* [Document passage]
** begin **

The Building Act 1993 – Recommended Amendments & Suggestions for the “How to Fix the Building Act Seminar”
By Justin Cotton, Director, and Miro Djuric of Lovegrove & Cotton.
There is no doubt that the Victorian Building Act 1993 has served the construction profession with alacrity for around 15 years. However, like any fine tuned motor that has turned over the miles, the experiences along the highway are only now beginning to sound like a clarion that some change is required before too long. This may amount to some important tinkering round the edges rather than a complete overhaul, but it is no less important. This will be for the benefit of the construction industry, even if it only creates greater certainty, and in some cases will serve the interests of justice in a significant way.
So the time is nigh and we are moving on with the business of identifying some key provisions of the Building Act that would benefit from some reform and further clarity.
Penalties for Misconduct
The Building Practitioner’s Board can hand out a maximum fine of around $12,000. The next highest censure is either the suspension of a practitioner’s registration or then cancellation. The Board should be afforded more ability to impose alternative “sentences” other than a fine on the one hand or suspension/cancellation on the other hand.
Alternative options include if the Board were to instead impose sentences geared toward further education and up skilling. This could assist in improving the skill levels in the industry generally. If one can improve the lowest common denominator then there will be macro benefit.
In NSW there is a greater range of possible sanctions or remedies that do not involve a financial penalty but may assist in reforming the practitioner. For instance the power to compel a course of training/education or to report on one’s professional practice to an auditor at regular intervals over a period of time.

** end **

* [Problem] List every penalty that the Building Act article says the Building Practitioner's Board can currently impose on a practitioner.

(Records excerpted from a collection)
** begin **

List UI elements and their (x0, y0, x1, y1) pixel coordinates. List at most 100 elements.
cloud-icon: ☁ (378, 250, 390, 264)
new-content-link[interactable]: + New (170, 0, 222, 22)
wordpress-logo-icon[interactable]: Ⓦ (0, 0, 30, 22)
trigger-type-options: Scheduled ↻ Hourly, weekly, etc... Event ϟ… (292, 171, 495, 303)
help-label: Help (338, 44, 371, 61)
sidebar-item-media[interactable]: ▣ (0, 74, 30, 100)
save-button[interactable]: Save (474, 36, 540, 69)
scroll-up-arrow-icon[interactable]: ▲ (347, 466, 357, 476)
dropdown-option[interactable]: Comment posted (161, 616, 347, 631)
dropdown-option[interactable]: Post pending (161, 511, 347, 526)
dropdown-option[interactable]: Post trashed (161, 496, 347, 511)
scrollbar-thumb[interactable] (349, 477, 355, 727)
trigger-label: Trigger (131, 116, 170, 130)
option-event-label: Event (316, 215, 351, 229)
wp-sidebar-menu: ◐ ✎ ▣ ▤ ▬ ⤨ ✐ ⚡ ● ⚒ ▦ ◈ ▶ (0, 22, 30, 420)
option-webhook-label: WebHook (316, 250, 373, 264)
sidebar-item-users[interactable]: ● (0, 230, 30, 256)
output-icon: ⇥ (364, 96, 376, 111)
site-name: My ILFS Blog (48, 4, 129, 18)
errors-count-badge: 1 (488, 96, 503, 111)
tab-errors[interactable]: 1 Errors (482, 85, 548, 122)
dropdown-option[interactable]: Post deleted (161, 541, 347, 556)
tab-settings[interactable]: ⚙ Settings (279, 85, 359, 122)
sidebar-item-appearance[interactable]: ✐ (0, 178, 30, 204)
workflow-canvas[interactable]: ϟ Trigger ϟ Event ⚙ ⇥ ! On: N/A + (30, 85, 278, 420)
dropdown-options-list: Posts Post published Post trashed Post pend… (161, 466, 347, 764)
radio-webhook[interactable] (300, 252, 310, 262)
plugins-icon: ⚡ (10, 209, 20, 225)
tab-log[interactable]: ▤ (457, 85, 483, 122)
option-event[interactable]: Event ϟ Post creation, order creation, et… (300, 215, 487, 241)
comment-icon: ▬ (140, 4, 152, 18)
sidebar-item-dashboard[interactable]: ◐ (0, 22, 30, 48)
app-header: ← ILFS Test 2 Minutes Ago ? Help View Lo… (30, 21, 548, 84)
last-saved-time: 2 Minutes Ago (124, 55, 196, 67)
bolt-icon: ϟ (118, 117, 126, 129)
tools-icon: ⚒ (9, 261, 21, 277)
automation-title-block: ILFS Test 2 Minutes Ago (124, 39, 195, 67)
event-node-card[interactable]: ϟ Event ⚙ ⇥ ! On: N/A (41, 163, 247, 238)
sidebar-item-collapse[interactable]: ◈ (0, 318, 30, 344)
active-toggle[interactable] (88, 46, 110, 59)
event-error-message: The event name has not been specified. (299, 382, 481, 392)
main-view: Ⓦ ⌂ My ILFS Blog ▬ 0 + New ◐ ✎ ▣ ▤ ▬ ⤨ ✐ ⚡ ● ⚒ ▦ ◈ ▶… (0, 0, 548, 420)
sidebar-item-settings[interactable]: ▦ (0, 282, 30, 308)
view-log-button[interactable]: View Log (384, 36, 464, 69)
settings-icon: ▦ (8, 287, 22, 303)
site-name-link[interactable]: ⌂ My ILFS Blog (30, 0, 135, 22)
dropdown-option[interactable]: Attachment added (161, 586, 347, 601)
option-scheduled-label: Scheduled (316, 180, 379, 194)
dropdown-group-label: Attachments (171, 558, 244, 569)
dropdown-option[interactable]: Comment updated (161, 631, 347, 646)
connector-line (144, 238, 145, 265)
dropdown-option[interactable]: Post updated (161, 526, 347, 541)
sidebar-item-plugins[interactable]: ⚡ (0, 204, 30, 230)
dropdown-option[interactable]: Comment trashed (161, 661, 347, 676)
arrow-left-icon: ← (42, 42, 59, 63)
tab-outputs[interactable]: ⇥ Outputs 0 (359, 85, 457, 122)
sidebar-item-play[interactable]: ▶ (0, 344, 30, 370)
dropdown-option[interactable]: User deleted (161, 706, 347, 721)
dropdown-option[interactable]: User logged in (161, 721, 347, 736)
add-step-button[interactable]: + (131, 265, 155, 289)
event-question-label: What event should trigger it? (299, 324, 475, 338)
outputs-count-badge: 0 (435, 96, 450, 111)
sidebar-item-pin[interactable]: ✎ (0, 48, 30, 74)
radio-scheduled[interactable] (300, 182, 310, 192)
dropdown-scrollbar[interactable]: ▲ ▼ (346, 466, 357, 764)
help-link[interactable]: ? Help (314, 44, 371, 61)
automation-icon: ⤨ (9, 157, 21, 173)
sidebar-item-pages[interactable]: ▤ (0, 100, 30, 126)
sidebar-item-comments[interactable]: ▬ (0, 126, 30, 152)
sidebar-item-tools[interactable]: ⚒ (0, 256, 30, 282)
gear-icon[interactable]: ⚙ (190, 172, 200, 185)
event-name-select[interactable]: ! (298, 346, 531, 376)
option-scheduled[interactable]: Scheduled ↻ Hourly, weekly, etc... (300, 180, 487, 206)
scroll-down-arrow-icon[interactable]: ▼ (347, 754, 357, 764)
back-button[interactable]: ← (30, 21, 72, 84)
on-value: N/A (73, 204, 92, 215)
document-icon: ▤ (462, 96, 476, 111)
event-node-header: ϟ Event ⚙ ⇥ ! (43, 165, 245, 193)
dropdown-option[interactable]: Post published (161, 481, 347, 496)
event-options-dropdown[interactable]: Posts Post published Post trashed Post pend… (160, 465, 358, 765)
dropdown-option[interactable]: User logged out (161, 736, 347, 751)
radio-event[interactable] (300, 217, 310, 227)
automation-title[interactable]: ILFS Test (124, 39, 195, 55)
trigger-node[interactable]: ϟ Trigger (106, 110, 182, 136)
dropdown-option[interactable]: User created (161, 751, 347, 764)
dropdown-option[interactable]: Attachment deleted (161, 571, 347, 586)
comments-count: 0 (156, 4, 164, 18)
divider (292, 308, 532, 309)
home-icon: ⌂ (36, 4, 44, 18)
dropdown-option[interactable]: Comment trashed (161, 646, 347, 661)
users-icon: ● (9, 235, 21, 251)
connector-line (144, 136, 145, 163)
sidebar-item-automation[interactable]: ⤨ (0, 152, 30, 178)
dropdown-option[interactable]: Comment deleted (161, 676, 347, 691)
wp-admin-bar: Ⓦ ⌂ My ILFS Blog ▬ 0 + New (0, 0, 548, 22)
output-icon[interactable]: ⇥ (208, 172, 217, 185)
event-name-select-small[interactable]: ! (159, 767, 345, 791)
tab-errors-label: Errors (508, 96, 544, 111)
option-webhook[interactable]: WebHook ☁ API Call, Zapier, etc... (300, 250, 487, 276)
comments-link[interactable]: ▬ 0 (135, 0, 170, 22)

** end **

* [Result below]
- A fine of up to around $12,000
- Suspension of the practitioner's registration
- Cancellation of the practitioner's registration